■ TO DO
Each record below should appear again exactly as written.

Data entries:
—————

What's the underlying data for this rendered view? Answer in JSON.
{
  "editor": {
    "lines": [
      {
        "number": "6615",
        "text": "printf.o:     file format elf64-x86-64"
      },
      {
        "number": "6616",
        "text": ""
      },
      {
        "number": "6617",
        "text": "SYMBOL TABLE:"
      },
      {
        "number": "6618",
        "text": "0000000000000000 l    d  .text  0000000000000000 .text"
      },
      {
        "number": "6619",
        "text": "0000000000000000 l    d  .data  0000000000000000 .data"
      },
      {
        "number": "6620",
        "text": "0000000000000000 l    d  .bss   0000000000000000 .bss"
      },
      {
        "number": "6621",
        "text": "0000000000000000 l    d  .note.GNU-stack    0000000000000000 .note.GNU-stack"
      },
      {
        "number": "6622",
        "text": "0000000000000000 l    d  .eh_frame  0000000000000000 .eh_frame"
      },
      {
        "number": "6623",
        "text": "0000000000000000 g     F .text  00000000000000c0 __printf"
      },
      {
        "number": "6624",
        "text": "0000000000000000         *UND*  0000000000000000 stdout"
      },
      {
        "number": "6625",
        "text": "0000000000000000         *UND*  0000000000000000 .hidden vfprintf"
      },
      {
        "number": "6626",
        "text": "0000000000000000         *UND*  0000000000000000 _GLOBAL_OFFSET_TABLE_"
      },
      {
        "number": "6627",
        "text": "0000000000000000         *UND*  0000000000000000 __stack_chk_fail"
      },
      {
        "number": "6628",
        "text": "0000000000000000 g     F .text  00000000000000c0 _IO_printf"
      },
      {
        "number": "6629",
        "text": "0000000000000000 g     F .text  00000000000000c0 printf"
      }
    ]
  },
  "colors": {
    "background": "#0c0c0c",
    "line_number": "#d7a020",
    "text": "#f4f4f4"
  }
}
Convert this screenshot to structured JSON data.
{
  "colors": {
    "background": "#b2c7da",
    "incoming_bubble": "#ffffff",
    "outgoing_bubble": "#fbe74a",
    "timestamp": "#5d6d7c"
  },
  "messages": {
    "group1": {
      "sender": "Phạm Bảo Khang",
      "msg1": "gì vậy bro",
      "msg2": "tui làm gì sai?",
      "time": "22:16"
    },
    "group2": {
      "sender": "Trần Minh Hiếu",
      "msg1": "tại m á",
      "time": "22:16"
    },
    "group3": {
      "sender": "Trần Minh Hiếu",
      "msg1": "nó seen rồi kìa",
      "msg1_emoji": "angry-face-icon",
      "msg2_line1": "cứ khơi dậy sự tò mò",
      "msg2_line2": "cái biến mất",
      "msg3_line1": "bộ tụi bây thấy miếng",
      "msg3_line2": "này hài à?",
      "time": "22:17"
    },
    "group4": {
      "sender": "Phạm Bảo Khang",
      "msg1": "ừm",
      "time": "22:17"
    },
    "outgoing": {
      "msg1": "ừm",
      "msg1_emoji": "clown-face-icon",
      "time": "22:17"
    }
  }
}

—————

■ FULL ANSWER
What's the underlying data for this rendered view? Answer in JSON.
{
  "editor": {
    "lines": [
      {
        "number": "6615",
        "text": "printf.o:     file format elf64-x86-64"
      },
      {
        "number": "6616",
        "text": ""
      },
      {
        "number": "6617",
        "text": "SYMBOL TABLE:"
      },
      {
        "number": "6618",
        "text": "0000000000000000 l    d  .text  0000000000000000 .text"
      },
      {
        "number": "6619",
        "text": "0000000000000000 l    d  .data  0000000000000000 .data"
      },
      {
        "number": "6620",
        "text": "0000000000000000 l    d  .bss   0000000000000000 .bss"
      },
      {
        "number": "6621",
        "text": "0000000000000000 l    d  .note.GNU-stack    0000000000000000 .note.GNU-stack"
      },
      {
        "number": "6622",
        "text": "0000000000000000 l    d  .eh_frame  0000000000000000 .eh_frame"
      },
      {
        "number": "6623",
        "text": "0000000000000000 g     F .text  00000000000000c0 __printf"
      },
      {
        "number": "6624",
        "text": "0000000000000000         *UND*  0000000000000000 stdout"
      },
      {
        "number": "6625",
        "text": "0000000000000000         *UND*  0000000000000000 .hidden vfprintf"
      },
      {
        "number": "6626",
        "text": "0000000000000000         *UND*  0000000000000000 _GLOBAL_OFFSET_TABLE_"
      },
      {
        "number": "6627",
        "text": "0000000000000000         *UND*  0000000000000000 __stack_chk_fail"
      },
      {
        "number": "6628",
        "text": "0000000000000000 g     F .text  00000000000000c0 _IO_printf"
      },
      {
        "number": "6629",
        "text": "0000000000000000 g     F .text  00000000000000c0 printf"
      }
    ]
  },
  "colors": {
    "background": "#0c0c0c",
    "line_number": "#d7a020",
    "text": "#f4f4f4"
  }
}
Convert this screenshot to structured JSON data.
{
  "colors": {
    "background": "#b2c7da",
    "incoming_bubble": "#ffffff",
    "outgoing_bubble": "#fbe74a",
    "timestamp": "#5d6d7c"
  },
  "messages": {
    "group1": {
      "sender": "Phạm Bảo Khang",
      "msg1": "gì vậy bro",
      "msg2": "tui làm gì sai?",
      "time": "22:16"
    },
    "group2": {
      "sender": "Trần Minh Hiếu",
      "msg1": "tại m á",
      "time": "22:16"
    },
    "group3": {
      "sender": "Trần Minh Hiếu",
      "msg1": "nó seen rồi kìa",
      "msg1_emoji": "angry-face-icon",
      "msg2_line1": "cứ khơi dậy sự tò mò",
      "msg2_line2": "cái biến mất",
      "msg3_line1": "bộ tụi bây thấy miếng",
      "msg3_line2": "này hài à?",
      "time": "22:17"
    },
    "group4": {
      "sender": "Phạm Bảo Khang",
      "msg1": "ừm",
      "time": "22:17"
    },
    "outgoing": {
      "msg1": "ừm",
      "msg1_emoji": "clown-face-icon",
      "time": "22:17"
    }
  }
}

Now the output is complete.